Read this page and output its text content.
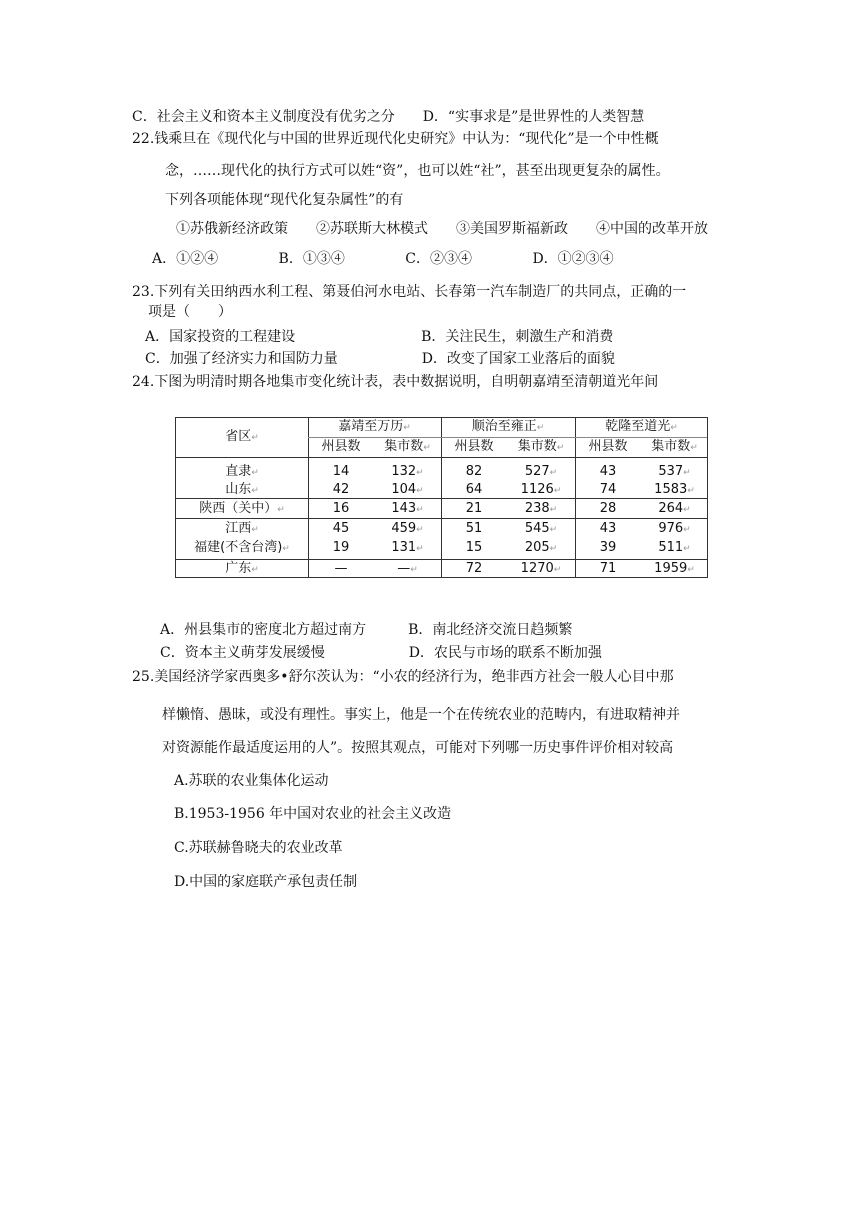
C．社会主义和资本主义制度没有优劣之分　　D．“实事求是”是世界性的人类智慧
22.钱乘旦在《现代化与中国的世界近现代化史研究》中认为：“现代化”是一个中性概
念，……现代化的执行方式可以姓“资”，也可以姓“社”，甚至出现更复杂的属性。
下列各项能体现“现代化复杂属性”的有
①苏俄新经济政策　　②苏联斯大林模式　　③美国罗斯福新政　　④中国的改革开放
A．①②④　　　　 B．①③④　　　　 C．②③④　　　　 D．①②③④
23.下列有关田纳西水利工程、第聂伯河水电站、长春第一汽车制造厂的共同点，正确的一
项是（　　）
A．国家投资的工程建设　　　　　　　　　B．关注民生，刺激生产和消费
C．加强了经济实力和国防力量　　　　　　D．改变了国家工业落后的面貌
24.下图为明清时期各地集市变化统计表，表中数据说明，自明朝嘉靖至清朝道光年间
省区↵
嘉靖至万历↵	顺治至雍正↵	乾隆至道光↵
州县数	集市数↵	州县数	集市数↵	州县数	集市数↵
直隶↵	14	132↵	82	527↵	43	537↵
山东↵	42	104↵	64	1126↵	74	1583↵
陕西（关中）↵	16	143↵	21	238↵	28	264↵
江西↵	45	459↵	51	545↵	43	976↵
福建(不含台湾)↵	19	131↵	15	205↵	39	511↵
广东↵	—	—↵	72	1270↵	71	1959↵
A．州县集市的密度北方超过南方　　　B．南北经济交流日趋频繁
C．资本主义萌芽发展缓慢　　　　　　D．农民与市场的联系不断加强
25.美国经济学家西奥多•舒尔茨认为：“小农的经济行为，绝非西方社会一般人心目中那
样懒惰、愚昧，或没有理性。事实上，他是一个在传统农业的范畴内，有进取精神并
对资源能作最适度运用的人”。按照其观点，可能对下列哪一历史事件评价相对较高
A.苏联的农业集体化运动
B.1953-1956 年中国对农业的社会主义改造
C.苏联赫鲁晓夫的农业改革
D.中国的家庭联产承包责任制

* * *

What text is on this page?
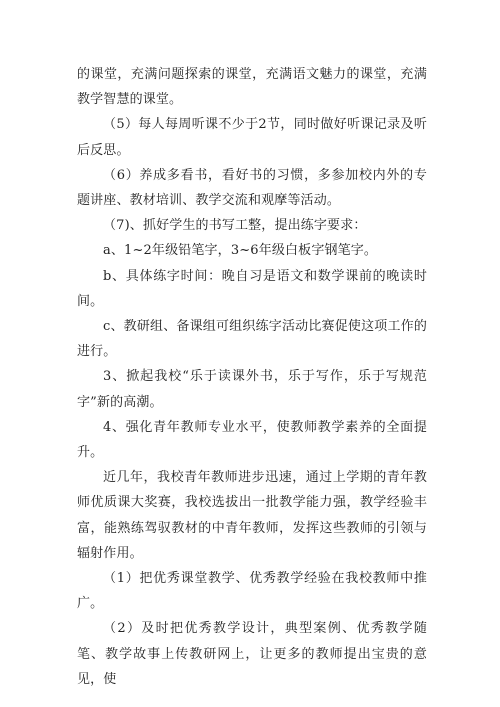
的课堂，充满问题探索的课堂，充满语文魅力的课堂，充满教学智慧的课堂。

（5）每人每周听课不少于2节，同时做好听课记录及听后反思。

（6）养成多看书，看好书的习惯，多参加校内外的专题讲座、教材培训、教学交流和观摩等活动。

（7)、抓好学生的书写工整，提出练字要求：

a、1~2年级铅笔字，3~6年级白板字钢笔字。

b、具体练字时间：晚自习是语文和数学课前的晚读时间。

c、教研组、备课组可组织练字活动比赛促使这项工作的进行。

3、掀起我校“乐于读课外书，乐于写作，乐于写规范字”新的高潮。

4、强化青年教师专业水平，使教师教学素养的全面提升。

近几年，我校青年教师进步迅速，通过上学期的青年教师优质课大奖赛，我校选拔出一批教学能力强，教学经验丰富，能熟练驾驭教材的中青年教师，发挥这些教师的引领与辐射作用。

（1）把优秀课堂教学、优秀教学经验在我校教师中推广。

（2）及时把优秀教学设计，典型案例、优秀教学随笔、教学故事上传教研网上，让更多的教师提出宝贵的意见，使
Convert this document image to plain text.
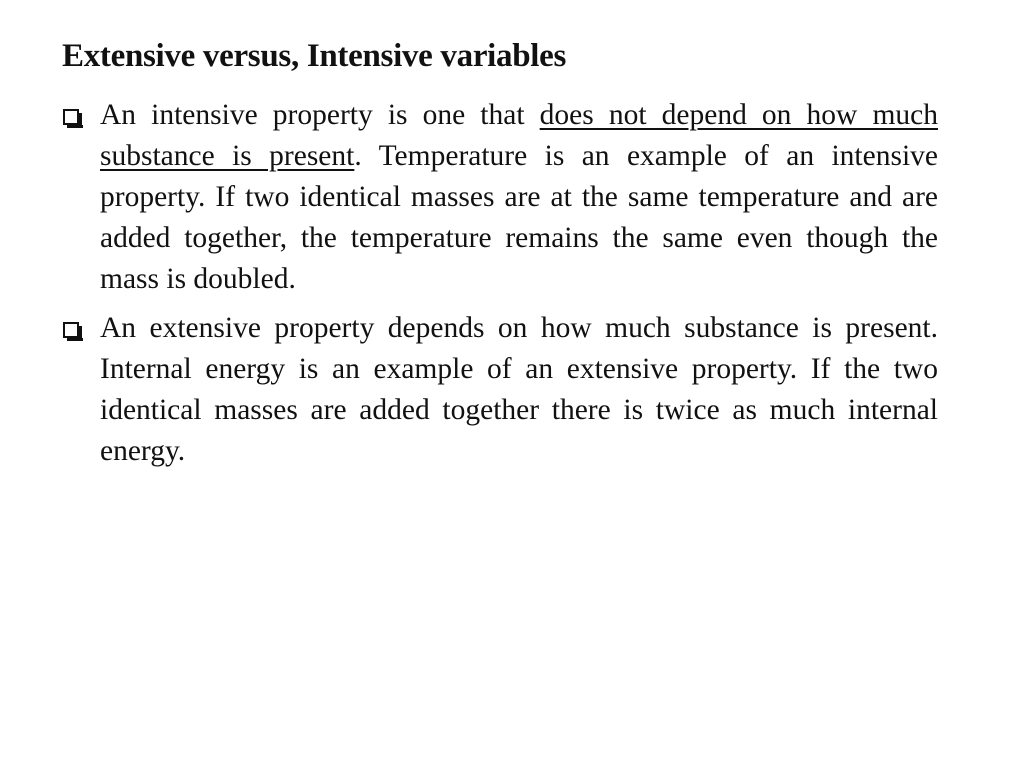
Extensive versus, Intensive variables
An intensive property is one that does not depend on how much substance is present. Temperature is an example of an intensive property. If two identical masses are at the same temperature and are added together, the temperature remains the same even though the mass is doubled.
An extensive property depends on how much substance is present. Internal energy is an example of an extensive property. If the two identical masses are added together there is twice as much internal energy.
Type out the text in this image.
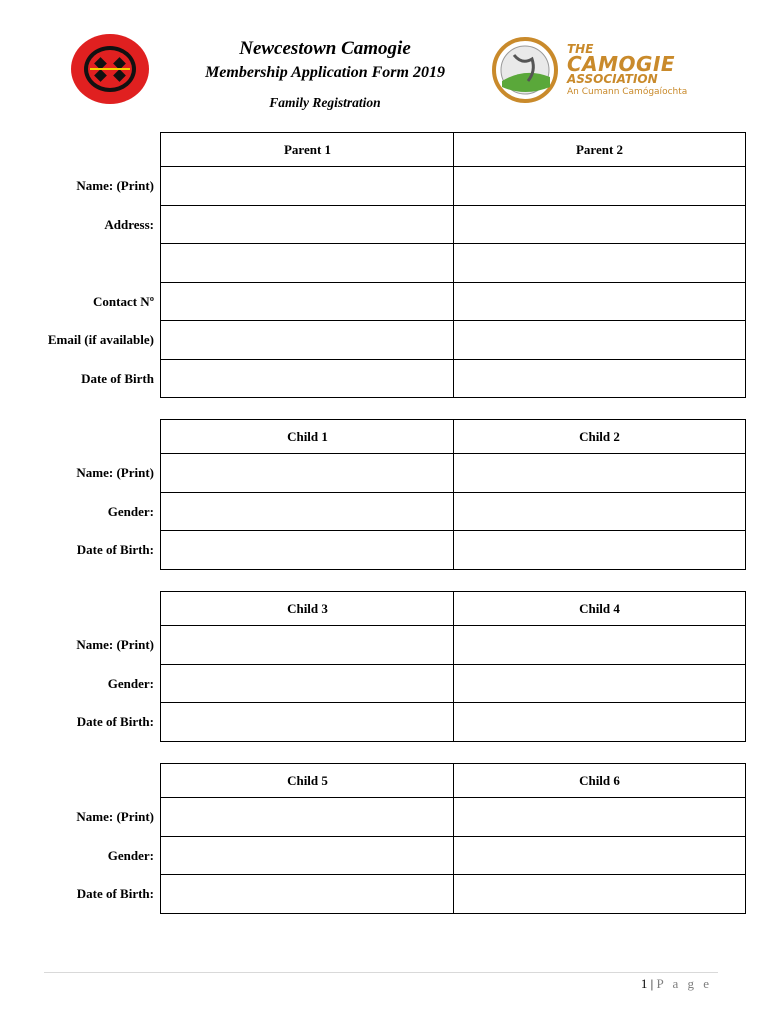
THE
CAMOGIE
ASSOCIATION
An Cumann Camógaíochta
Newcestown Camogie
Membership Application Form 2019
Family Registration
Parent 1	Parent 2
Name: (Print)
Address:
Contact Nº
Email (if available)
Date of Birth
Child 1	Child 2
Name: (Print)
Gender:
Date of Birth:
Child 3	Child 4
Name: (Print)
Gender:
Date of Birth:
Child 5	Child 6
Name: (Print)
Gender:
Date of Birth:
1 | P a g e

WHAT YOU NEED TO DO: Search the listing above for the string "property". Copy every line that contains it.

SOLUTION FOR THIS EXERCISE:
An intensive property is one that does not depend on how much substance is present. Temperature is an example of an intensive property. If two identical masses are at the same temperature and are added together, the temperature remains the same even though the mass is doubled.
An extensive property depends on how much substance is present. Internal energy is an example of an extensive property. If the two identical masses are added together there is twice as much internal energy.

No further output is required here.